RAW DATA:
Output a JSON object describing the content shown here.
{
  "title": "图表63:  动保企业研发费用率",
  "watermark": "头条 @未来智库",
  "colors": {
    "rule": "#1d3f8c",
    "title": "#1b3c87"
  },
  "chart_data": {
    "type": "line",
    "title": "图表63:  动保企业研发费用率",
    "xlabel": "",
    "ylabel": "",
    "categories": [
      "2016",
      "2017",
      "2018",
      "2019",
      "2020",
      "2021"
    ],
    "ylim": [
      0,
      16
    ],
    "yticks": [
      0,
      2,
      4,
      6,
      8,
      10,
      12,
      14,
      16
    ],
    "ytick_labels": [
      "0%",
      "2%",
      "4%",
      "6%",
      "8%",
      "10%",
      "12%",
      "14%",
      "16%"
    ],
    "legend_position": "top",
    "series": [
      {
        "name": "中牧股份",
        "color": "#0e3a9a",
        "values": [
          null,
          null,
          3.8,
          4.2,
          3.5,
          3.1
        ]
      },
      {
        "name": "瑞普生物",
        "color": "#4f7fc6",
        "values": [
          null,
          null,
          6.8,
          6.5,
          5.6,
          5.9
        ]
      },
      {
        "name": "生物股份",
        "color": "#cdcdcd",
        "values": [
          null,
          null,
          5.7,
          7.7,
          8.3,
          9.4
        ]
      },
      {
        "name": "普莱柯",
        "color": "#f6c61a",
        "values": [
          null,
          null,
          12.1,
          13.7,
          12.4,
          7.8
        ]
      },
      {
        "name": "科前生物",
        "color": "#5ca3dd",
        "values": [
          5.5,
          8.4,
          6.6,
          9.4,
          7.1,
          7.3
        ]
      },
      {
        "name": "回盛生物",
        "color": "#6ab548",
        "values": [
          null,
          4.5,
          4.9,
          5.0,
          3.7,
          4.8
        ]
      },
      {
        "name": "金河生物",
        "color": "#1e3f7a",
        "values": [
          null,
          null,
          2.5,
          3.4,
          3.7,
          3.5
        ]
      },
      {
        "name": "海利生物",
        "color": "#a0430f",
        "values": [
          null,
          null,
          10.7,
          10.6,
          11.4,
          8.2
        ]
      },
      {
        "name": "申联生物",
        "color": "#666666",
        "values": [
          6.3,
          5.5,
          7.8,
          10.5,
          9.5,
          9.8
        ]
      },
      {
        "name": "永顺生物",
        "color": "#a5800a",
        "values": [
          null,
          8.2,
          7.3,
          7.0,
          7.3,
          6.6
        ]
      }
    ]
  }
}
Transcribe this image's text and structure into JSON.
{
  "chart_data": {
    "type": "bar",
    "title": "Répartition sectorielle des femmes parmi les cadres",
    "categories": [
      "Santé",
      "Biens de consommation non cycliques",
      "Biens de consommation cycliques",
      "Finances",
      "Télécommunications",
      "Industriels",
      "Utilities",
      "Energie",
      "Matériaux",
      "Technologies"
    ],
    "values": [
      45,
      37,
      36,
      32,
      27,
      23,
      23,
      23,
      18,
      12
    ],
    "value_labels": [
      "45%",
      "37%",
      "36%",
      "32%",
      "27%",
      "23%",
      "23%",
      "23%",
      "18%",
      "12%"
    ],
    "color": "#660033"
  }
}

EXERCISE TASK: How many lines in the listing above contain the string "Biens"? Answer with the number only.

SOLVED PROBLEM: 2